• Description of the task:
Reply with one number only: the count of lines below that contain the word "melting".

• Recorded data:
* BEGIN *
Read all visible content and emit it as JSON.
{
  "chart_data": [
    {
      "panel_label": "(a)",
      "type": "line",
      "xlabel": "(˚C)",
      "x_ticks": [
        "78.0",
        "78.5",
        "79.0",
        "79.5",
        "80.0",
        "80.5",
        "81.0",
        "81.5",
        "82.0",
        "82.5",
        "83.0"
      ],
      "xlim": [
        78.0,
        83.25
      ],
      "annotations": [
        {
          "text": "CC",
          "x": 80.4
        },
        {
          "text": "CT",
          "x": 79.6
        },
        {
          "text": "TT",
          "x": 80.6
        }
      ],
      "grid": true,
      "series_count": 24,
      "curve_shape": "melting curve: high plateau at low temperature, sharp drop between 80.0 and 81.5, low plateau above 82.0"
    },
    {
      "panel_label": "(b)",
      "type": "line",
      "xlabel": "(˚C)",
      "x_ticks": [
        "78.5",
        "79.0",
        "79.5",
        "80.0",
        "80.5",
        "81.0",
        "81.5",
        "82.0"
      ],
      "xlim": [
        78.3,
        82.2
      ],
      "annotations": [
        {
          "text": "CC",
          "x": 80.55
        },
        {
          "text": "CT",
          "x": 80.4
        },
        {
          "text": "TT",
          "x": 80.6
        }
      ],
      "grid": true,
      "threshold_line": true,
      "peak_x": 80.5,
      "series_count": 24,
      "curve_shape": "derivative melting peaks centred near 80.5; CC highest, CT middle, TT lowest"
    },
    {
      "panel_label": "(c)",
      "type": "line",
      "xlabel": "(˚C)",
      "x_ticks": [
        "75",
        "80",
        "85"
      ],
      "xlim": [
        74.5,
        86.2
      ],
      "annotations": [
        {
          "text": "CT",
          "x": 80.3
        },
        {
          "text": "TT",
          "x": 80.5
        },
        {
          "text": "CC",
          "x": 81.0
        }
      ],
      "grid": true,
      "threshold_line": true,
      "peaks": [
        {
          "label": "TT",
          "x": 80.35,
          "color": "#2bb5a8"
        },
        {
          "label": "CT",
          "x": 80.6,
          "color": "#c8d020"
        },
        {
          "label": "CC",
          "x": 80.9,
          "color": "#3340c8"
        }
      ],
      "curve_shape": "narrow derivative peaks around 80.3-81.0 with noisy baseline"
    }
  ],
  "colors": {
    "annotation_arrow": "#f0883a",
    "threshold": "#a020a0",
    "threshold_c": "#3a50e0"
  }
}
* END *
• The response:
2